Given request:
Every line below is to be quoted exactly, with nothing added or dropped.

start Entries shown

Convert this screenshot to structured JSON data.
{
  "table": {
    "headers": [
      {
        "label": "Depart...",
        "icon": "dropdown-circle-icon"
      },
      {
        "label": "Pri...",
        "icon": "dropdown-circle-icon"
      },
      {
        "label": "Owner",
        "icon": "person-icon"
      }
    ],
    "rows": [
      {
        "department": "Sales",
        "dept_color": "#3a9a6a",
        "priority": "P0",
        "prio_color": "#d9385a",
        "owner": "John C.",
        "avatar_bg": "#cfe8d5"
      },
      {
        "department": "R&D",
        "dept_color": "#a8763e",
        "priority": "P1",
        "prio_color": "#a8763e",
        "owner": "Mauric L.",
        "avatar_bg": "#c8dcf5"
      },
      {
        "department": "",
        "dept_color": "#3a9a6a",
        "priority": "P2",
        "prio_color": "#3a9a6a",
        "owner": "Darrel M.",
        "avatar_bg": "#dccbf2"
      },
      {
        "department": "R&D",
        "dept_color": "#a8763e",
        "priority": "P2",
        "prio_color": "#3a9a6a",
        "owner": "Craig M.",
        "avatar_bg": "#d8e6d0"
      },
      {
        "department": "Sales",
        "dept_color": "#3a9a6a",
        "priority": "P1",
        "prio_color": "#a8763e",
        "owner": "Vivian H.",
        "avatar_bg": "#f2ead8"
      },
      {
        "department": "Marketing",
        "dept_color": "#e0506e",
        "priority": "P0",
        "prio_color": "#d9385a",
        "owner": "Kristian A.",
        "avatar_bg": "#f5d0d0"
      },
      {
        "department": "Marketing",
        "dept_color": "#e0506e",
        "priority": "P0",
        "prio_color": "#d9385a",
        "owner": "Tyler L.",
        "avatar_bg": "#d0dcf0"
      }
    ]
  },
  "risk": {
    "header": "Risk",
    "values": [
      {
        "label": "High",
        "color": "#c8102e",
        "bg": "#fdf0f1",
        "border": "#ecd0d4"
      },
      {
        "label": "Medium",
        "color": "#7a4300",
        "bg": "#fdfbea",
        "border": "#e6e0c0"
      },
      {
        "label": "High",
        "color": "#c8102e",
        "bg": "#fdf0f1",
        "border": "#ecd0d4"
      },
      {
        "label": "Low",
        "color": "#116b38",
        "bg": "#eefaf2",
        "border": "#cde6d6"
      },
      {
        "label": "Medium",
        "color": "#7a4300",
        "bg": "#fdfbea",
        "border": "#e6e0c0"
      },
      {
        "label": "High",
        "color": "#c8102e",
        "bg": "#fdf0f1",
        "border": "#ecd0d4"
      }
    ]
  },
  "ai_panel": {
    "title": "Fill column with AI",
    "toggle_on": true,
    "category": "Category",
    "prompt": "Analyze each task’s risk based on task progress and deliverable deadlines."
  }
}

end Entries shown

Result:
Convert this screenshot to structured JSON data.
{
  "table": {
    "headers": [
      {
        "label": "Depart...",
        "icon": "dropdown-circle-icon"
      },
      {
        "label": "Pri...",
        "icon": "dropdown-circle-icon"
      },
      {
        "label": "Owner",
        "icon": "person-icon"
      }
    ],
    "rows": [
      {
        "department": "Sales",
        "dept_color": "#3a9a6a",
        "priority": "P0",
        "prio_color": "#d9385a",
        "owner": "John C.",
        "avatar_bg": "#cfe8d5"
      },
      {
        "department": "R&D",
        "dept_color": "#a8763e",
        "priority": "P1",
        "prio_color": "#a8763e",
        "owner": "Mauric L.",
        "avatar_bg": "#c8dcf5"
      },
      {
        "department": "",
        "dept_color": "#3a9a6a",
        "priority": "P2",
        "prio_color": "#3a9a6a",
        "owner": "Darrel M.",
        "avatar_bg": "#dccbf2"
      },
      {
        "department": "R&D",
        "dept_color": "#a8763e",
        "priority": "P2",
        "prio_color": "#3a9a6a",
        "owner": "Craig M.",
        "avatar_bg": "#d8e6d0"
      },
      {
        "department": "Sales",
        "dept_color": "#3a9a6a",
        "priority": "P1",
        "prio_color": "#a8763e",
        "owner": "Vivian H.",
        "avatar_bg": "#f2ead8"
      },
      {
        "department": "Marketing",
        "dept_color": "#e0506e",
        "priority": "P0",
        "prio_color": "#d9385a",
        "owner": "Kristian A.",
        "avatar_bg": "#f5d0d0"
      },
      {
        "department": "Marketing",
        "dept_color": "#e0506e",
        "priority": "P0",
        "prio_color": "#d9385a",
        "owner": "Tyler L.",
        "avatar_bg": "#d0dcf0"
      }
    ]
  },
  "risk": {
    "header": "Risk",
    "values": [
      {
        "label": "High",
        "color": "#c8102e",
        "bg": "#fdf0f1",
        "border": "#ecd0d4"
      },
      {
        "label": "Medium",
        "color": "#7a4300",
        "bg": "#fdfbea",
        "border": "#e6e0c0"
      },
      {
        "label": "High",
        "color": "#c8102e",
        "bg": "#fdf0f1",
        "border": "#ecd0d4"
      },
      {
        "label": "Low",
        "color": "#116b38",
        "bg": "#eefaf2",
        "border": "#cde6d6"
      },
      {
        "label": "Medium",
        "color": "#7a4300",
        "bg": "#fdfbea",
        "border": "#e6e0c0"
      },
      {
        "label": "High",
        "color": "#c8102e",
        "bg": "#fdf0f1",
        "border": "#ecd0d4"
      }
    ]
  },
  "ai_panel": {
    "title": "Fill column with AI",
    "toggle_on": true,
    "category": "Category",
    "prompt": "Analyze each task’s risk based on task progress and deliverable deadlines."
  }
}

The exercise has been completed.